INFORMATION SUPPLIED =
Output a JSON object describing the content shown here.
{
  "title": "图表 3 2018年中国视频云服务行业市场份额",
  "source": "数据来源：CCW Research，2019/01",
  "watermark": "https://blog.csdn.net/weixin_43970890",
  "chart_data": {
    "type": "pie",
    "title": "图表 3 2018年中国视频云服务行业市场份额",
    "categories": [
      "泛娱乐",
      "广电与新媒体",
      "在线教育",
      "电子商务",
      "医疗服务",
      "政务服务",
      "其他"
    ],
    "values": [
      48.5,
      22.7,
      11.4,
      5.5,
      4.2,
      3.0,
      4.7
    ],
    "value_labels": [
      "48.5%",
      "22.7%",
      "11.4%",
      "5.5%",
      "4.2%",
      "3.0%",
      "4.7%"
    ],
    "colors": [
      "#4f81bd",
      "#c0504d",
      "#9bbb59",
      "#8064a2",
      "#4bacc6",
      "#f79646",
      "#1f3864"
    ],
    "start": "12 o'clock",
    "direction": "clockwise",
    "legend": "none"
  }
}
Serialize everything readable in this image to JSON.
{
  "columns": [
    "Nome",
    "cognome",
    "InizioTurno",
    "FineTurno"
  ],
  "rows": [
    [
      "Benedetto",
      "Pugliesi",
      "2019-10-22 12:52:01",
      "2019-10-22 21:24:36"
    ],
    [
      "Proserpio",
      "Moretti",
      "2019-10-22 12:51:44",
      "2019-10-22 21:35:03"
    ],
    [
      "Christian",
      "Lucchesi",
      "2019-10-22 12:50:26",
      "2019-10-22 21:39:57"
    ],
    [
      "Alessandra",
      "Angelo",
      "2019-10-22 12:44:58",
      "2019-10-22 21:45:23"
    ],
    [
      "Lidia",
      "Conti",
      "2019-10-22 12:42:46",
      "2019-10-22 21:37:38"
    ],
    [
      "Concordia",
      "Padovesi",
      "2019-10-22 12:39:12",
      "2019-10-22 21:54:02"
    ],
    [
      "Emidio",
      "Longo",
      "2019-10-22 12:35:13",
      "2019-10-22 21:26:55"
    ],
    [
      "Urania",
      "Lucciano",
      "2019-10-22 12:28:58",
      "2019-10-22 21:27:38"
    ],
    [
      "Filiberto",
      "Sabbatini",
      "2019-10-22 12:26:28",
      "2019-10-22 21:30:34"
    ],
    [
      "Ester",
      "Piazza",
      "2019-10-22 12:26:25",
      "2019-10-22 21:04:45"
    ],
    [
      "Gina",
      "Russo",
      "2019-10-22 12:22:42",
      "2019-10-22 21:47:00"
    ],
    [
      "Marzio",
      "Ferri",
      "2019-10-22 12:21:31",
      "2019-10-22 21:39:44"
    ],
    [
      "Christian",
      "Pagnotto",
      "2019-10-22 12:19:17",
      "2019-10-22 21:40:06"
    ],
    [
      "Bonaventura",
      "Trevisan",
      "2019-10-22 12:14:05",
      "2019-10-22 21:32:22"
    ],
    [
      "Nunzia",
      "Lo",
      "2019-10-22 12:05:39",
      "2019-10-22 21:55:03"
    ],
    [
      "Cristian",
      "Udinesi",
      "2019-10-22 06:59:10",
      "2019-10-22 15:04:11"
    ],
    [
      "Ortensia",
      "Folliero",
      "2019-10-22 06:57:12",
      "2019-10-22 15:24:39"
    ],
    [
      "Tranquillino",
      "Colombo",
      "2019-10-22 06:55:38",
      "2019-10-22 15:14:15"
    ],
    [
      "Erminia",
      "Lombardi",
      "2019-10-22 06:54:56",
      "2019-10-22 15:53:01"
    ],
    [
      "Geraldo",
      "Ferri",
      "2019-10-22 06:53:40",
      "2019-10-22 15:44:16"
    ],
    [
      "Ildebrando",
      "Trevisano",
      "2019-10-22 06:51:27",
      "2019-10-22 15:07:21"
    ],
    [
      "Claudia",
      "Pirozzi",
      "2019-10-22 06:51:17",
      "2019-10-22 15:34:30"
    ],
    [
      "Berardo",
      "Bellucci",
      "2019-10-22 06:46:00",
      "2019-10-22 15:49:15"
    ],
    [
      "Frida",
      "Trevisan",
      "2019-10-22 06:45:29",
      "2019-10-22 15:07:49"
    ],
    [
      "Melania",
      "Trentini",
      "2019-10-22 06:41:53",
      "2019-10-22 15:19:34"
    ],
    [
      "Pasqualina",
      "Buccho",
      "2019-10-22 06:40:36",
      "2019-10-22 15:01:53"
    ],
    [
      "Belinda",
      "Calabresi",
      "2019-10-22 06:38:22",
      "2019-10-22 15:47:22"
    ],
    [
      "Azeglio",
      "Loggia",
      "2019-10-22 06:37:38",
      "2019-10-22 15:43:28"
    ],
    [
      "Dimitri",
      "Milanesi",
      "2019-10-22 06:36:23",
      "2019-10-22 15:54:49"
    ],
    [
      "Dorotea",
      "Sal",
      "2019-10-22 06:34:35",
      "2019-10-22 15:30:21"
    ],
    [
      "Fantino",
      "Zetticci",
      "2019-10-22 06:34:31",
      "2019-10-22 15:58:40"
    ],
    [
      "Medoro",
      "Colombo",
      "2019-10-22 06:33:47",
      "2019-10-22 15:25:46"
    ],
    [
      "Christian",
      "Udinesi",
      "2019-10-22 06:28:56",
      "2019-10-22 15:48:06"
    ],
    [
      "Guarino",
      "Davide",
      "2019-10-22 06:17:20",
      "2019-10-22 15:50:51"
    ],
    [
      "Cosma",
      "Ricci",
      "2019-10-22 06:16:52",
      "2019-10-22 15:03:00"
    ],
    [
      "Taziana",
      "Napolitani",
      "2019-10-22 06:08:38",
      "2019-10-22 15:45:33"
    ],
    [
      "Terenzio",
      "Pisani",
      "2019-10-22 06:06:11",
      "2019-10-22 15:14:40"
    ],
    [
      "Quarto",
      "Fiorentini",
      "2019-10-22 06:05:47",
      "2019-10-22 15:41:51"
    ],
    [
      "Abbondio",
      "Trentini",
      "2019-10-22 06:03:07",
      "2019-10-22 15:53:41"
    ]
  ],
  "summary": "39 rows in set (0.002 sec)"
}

WHAT THIS TASK INVOLVES = Read the entries and select each line where the word "JSON" is found.

WRITTEN RESPONSE =
Output a JSON object describing the content shown here.
Serialize everything readable in this image to JSON.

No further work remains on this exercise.